Omit all images, then return the remaining material exactly as it stands.

** ITEMS **
--------------------------------

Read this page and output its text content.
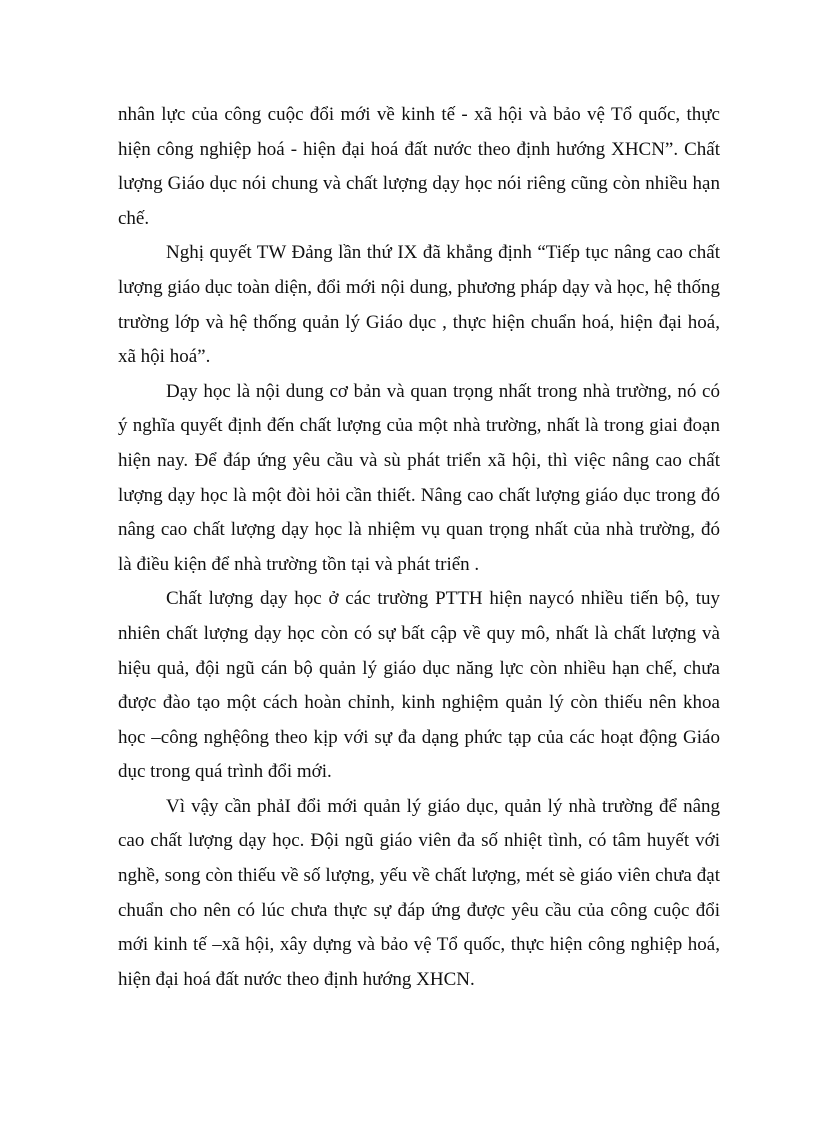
nhân lực của công cuộc đổi mới về kinh tế - xã hội và bảo vệ Tổ quốc, thực hiện công nghiệp hoá - hiện đại hoá đất nước theo định hướng XHCN”. Chất lượng Giáo dục nói chung và chất lượng dạy học nói riêng cũng còn nhiều hạn chế.

Nghị quyết TW Đảng lần thứ IX đã khẳng định “Tiếp tục nâng cao chất lượng giáo dục toàn diện, đổi mới nội dung, phương pháp dạy và học, hệ thống trường lớp và hệ thống quản lý Giáo dục , thực hiện chuẩn hoá, hiện đại hoá, xã hội hoá”.

Dạy học là nội dung cơ bản và quan trọng nhất trong nhà trường, nó có ý nghĩa quyết định đến chất lượng của một nhà trường, nhất là trong giai đoạn hiện nay. Để đáp ứng yêu cầu và sù phát triển xã hội, thì việc nâng cao chất lượng dạy học là một đòi hỏi cần thiết. Nâng cao chất lượng giáo dục trong đó nâng cao chất lượng dạy học là nhiệm vụ quan trọng nhất của nhà trường, đó là điều kiện để nhà trường tồn tại và phát triển .

Chất lượng dạy học ở các trường PTTH hiện naycó nhiều tiến bộ, tuy nhiên chất lượng dạy học còn có sự bất cập về quy mô, nhất là chất lượng và hiệu quả, đội ngũ cán bộ quản lý giáo dục năng lực còn nhiều hạn chế, chưa được đào tạo một cách hoàn chỉnh, kinh nghiệm quản lý còn thiếu nên khoa học –công nghệông theo kịp với sự đa dạng phức tạp của các hoạt động Giáo dục trong quá trình đổi mới.

Vì vậy cần phảI đổi mới quản lý giáo dục, quản lý nhà trường để nâng cao chất lượng dạy học. Đội ngũ giáo viên đa số nhiệt tình, có tâm huyết với nghề, song còn thiếu về số lượng, yếu về chất lượng, mét sè giáo viên chưa đạt chuẩn cho nên có lúc chưa thực sự đáp ứng được yêu cầu của công cuộc đổi mới kinh tế –xã hội, xây dựng và bảo vệ Tổ quốc, thực hiện công nghiệp hoá, hiện đại hoá đất nước theo định hướng XHCN.
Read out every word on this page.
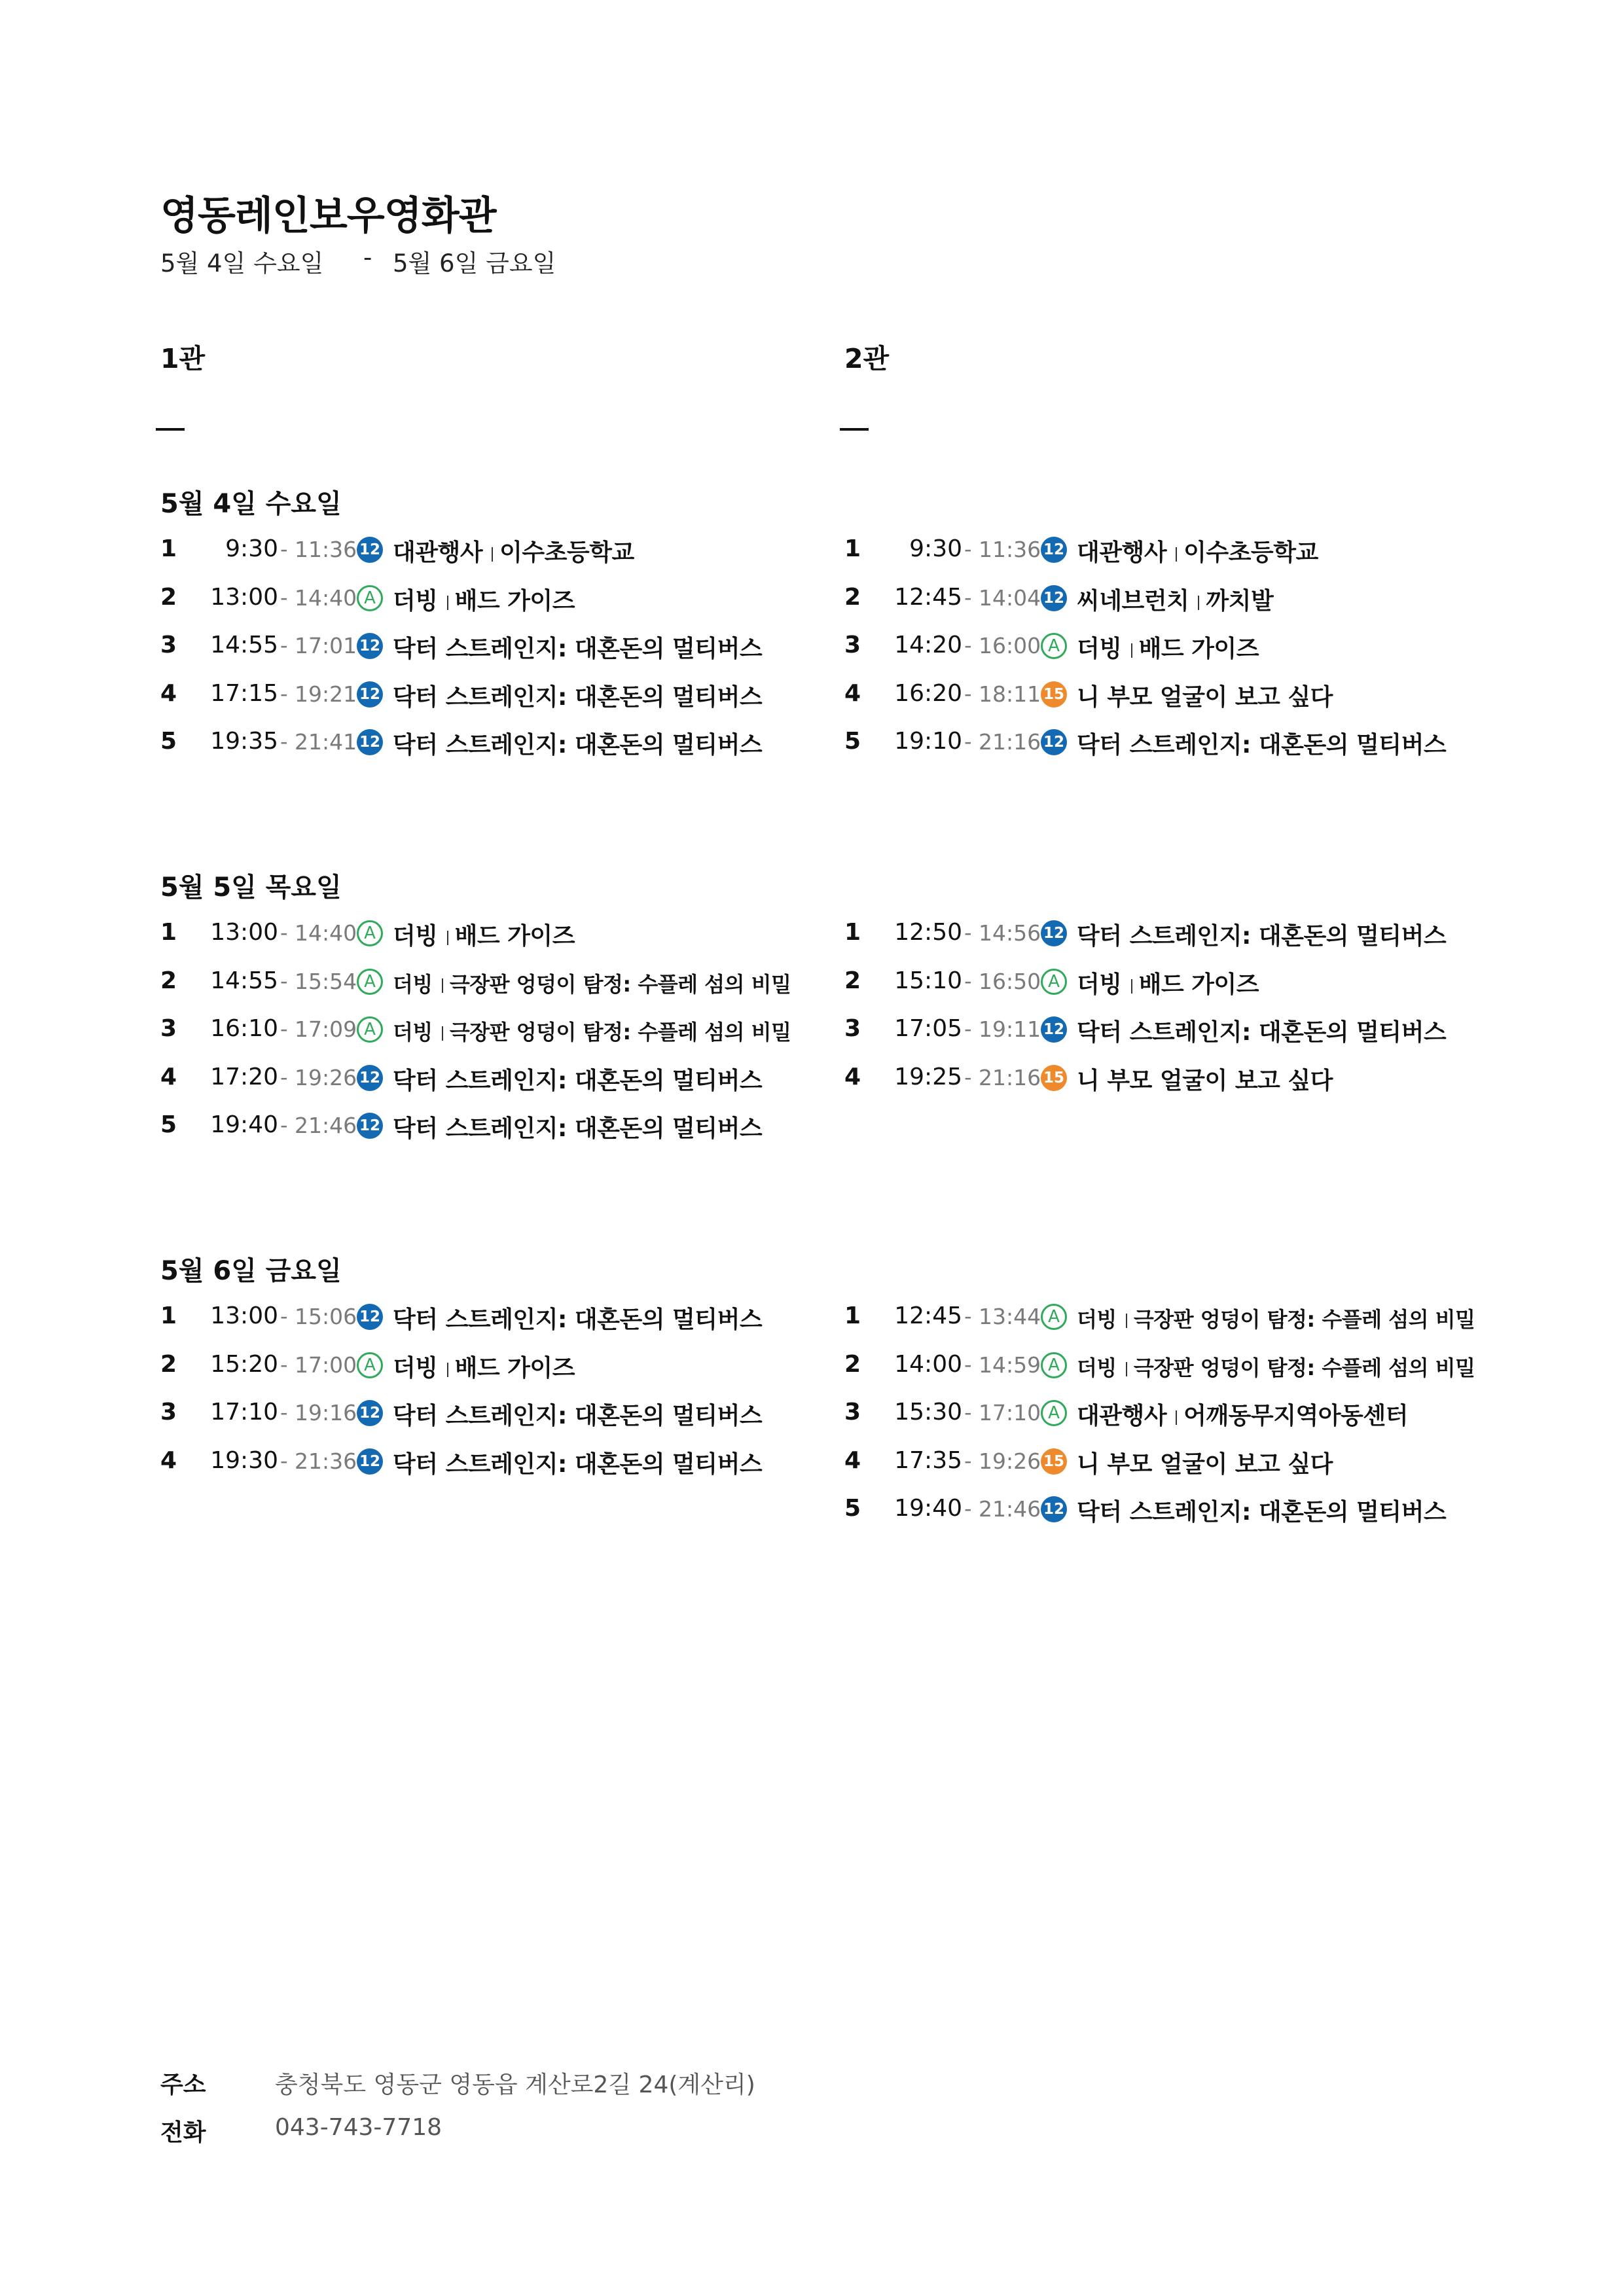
영동레인보우영화관
5월 4일 수요일 - 5월 6일 금요일
1관	2관
5월 4일 수요일
1	9:30 - 11:36 12 대관행사 이수초등학교
2	13:00 - 14:40 A 더빙 배드 가이즈
3	14:55 - 17:01 12 닥터 스트레인지: 대혼돈의 멀티버스
4	17:15 - 19:21 12 닥터 스트레인지: 대혼돈의 멀티버스
5	19:35 - 21:41 12 닥터 스트레인지: 대혼돈의 멀티버스
1	9:30 - 11:36 12 대관행사 이수초등학교
2	12:45 - 14:04 12 씨네브런치 까치발
3	14:20 - 16:00 A 더빙 배드 가이즈
4	16:20 - 18:11 15 니 부모 얼굴이 보고 싶다
5	19:10 - 21:16 12 닥터 스트레인지: 대혼돈의 멀티버스
5월 5일 목요일
1	13:00 - 14:40 A 더빙 배드 가이즈
2	14:55 - 15:54 A 더빙 극장판 엉덩이 탐정: 수플레 섬의 비밀
3	16:10 - 17:09 A 더빙 극장판 엉덩이 탐정: 수플레 섬의 비밀
4	17:20 - 19:26 12 닥터 스트레인지: 대혼돈의 멀티버스
5	19:40 - 21:46 12 닥터 스트레인지: 대혼돈의 멀티버스
1	12:50 - 14:56 12 닥터 스트레인지: 대혼돈의 멀티버스
2	15:10 - 16:50 A 더빙 배드 가이즈
3	17:05 - 19:11 12 닥터 스트레인지: 대혼돈의 멀티버스
4	19:25 - 21:16 15 니 부모 얼굴이 보고 싶다
5월 6일 금요일
1	13:00 - 15:06 12 닥터 스트레인지: 대혼돈의 멀티버스
2	15:20 - 17:00 A 더빙 배드 가이즈
3	17:10 - 19:16 12 닥터 스트레인지: 대혼돈의 멀티버스
4	19:30 - 21:36 12 닥터 스트레인지: 대혼돈의 멀티버스
1	12:45 - 13:44 A 더빙 극장판 엉덩이 탐정: 수플레 섬의 비밀
2	14:00 - 14:59 A 더빙 극장판 엉덩이 탐정: 수플레 섬의 비밀
3	15:30 - 17:10 A 대관행사 어깨동무지역아동센터
4	17:35 - 19:26 15 니 부모 얼굴이 보고 싶다
5	19:40 - 21:46 12 닥터 스트레인지: 대혼돈의 멀티버스
주소	충청북도 영동군 영동읍 계산로2길 24(계산리)
전화	043-743-7718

--------------------------------

** PROBLEM SOLUTION **
Read this page and output its text content.
nhân lực của công cuộc đổi mới về kinh tế - xã hội và bảo vệ Tổ quốc, thực hiện công nghiệp hoá - hiện đại hoá đất nước theo định hướng XHCN”. Chất lượng Giáo dục nói chung và chất lượng dạy học nói riêng cũng còn nhiều hạn chế.

Nghị quyết TW Đảng lần thứ IX đã khẳng định “Tiếp tục nâng cao chất lượng giáo dục toàn diện, đổi mới nội dung, phương pháp dạy và học, hệ thống trường lớp và hệ thống quản lý Giáo dục , thực hiện chuẩn hoá, hiện đại hoá, xã hội hoá”.

Dạy học là nội dung cơ bản và quan trọng nhất trong nhà trường, nó có ý nghĩa quyết định đến chất lượng của một nhà trường, nhất là trong giai đoạn hiện nay. Để đáp ứng yêu cầu và sù phát triển xã hội, thì việc nâng cao chất lượng dạy học là một đòi hỏi cần thiết. Nâng cao chất lượng giáo dục trong đó nâng cao chất lượng dạy học là nhiệm vụ quan trọng nhất của nhà trường, đó là điều kiện để nhà trường tồn tại và phát triển .

Chất lượng dạy học ở các trường PTTH hiện naycó nhiều tiến bộ, tuy nhiên chất lượng dạy học còn có sự bất cập về quy mô, nhất là chất lượng và hiệu quả, đội ngũ cán bộ quản lý giáo dục năng lực còn nhiều hạn chế, chưa được đào tạo một cách hoàn chỉnh, kinh nghiệm quản lý còn thiếu nên khoa học –công nghệông theo kịp với sự đa dạng phức tạp của các hoạt động Giáo dục trong quá trình đổi mới.

Vì vậy cần phảI đổi mới quản lý giáo dục, quản lý nhà trường để nâng cao chất lượng dạy học. Đội ngũ giáo viên đa số nhiệt tình, có tâm huyết với nghề, song còn thiếu về số lượng, yếu về chất lượng, mét sè giáo viên chưa đạt chuẩn cho nên có lúc chưa thực sự đáp ứng được yêu cầu của công cuộc đổi mới kinh tế –xã hội, xây dựng và bảo vệ Tổ quốc, thực hiện công nghiệp hoá, hiện đại hoá đất nước theo định hướng XHCN.
Read out every word on this page.
영동레인보우영화관
5월 4일 수요일 - 5월 6일 금요일
1관	2관
5월 4일 수요일
1	9:30 - 11:36 12 대관행사 이수초등학교
2	13:00 - 14:40 A 더빙 배드 가이즈
3	14:55 - 17:01 12 닥터 스트레인지: 대혼돈의 멀티버스
4	17:15 - 19:21 12 닥터 스트레인지: 대혼돈의 멀티버스
5	19:35 - 21:41 12 닥터 스트레인지: 대혼돈의 멀티버스
1	9:30 - 11:36 12 대관행사 이수초등학교
2	12:45 - 14:04 12 씨네브런치 까치발
3	14:20 - 16:00 A 더빙 배드 가이즈
4	16:20 - 18:11 15 니 부모 얼굴이 보고 싶다
5	19:10 - 21:16 12 닥터 스트레인지: 대혼돈의 멀티버스
5월 5일 목요일
1	13:00 - 14:40 A 더빙 배드 가이즈
2	14:55 - 15:54 A 더빙 극장판 엉덩이 탐정: 수플레 섬의 비밀
3	16:10 - 17:09 A 더빙 극장판 엉덩이 탐정: 수플레 섬의 비밀
4	17:20 - 19:26 12 닥터 스트레인지: 대혼돈의 멀티버스
5	19:40 - 21:46 12 닥터 스트레인지: 대혼돈의 멀티버스
1	12:50 - 14:56 12 닥터 스트레인지: 대혼돈의 멀티버스
2	15:10 - 16:50 A 더빙 배드 가이즈
3	17:05 - 19:11 12 닥터 스트레인지: 대혼돈의 멀티버스
4	19:25 - 21:16 15 니 부모 얼굴이 보고 싶다
5월 6일 금요일
1	13:00 - 15:06 12 닥터 스트레인지: 대혼돈의 멀티버스
2	15:20 - 17:00 A 더빙 배드 가이즈
3	17:10 - 19:16 12 닥터 스트레인지: 대혼돈의 멀티버스
4	19:30 - 21:36 12 닥터 스트레인지: 대혼돈의 멀티버스
1	12:45 - 13:44 A 더빙 극장판 엉덩이 탐정: 수플레 섬의 비밀
2	14:00 - 14:59 A 더빙 극장판 엉덩이 탐정: 수플레 섬의 비밀
3	15:30 - 17:10 A 대관행사 어깨동무지역아동센터
4	17:35 - 19:26 15 니 부모 얼굴이 보고 싶다
5	19:40 - 21:46 12 닥터 스트레인지: 대혼돈의 멀티버스
주소	충청북도 영동군 영동읍 계산로2길 24(계산리)
전화	043-743-7718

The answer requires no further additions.